— Set problem —
Copy the lines from the start of the items through the line holding "globe-icon — [118, 262, 130, 273]", inclusive, reproducing each one without any change.

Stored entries
=-=-=

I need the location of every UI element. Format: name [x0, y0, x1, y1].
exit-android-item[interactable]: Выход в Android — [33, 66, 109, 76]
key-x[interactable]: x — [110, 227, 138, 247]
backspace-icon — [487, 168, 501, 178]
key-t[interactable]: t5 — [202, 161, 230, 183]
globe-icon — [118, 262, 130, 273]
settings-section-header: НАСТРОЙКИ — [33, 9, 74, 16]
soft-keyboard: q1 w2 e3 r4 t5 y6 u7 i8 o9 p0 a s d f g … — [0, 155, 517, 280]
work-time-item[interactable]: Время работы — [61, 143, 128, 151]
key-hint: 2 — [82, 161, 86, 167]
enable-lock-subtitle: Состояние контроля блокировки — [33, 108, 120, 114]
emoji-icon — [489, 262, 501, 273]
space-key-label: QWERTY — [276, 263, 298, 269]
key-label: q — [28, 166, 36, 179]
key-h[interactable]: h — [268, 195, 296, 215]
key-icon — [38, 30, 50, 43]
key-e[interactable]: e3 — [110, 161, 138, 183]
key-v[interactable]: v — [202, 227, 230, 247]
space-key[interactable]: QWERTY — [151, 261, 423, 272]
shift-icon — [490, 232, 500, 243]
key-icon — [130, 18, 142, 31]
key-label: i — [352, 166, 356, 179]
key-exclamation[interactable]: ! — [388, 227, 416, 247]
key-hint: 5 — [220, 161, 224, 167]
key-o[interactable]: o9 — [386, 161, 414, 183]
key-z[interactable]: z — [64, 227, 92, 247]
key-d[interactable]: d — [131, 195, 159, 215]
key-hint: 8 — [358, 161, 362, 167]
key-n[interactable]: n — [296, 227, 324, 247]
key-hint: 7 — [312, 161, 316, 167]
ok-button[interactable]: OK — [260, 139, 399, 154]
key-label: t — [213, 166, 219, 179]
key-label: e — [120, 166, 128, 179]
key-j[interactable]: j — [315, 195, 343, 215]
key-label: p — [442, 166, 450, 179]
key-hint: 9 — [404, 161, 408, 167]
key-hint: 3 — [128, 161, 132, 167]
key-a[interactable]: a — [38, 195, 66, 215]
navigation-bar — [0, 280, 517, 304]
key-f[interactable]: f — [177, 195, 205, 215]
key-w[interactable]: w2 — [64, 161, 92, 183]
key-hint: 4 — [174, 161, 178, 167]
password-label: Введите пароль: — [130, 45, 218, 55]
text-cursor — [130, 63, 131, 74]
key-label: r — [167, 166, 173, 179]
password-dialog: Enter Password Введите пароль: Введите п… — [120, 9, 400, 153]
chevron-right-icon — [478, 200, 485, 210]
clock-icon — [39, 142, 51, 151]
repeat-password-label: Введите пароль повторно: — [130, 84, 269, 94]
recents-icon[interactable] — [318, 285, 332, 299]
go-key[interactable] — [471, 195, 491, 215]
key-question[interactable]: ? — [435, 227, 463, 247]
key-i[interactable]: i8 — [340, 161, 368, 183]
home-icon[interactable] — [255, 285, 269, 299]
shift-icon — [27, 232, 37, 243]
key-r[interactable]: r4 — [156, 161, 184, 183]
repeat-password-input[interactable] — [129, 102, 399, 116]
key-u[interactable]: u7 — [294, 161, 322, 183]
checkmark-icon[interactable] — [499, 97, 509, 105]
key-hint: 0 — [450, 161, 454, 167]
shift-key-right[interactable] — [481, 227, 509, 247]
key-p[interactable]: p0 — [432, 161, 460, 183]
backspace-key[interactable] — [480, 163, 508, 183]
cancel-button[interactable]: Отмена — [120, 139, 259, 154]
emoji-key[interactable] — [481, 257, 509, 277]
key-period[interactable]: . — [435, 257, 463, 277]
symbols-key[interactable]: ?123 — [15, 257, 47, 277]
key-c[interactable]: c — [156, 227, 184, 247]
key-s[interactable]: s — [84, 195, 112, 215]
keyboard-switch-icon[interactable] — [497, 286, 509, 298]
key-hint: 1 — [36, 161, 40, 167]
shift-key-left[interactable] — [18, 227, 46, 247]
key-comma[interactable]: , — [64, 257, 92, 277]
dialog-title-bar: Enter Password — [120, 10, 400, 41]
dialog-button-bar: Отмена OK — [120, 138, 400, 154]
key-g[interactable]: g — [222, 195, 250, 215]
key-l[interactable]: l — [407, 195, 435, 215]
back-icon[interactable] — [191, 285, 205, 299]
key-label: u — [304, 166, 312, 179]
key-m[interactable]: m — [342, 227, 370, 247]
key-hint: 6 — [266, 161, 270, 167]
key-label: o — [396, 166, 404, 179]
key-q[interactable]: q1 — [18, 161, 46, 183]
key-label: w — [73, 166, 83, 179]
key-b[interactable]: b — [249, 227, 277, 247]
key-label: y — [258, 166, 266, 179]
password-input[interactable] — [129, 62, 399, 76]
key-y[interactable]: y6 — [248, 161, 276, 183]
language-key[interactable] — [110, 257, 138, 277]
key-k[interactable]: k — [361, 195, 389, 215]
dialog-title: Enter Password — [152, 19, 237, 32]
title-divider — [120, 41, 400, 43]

=-=-=

— Response to the task —
I need the location of every UI element. Format: name [x0, y0, x1, y1].
exit-android-item[interactable]: Выход в Android — [33, 66, 109, 76]
key-x[interactable]: x — [110, 227, 138, 247]
backspace-icon — [487, 168, 501, 178]
key-t[interactable]: t5 — [202, 161, 230, 183]
globe-icon — [118, 262, 130, 273]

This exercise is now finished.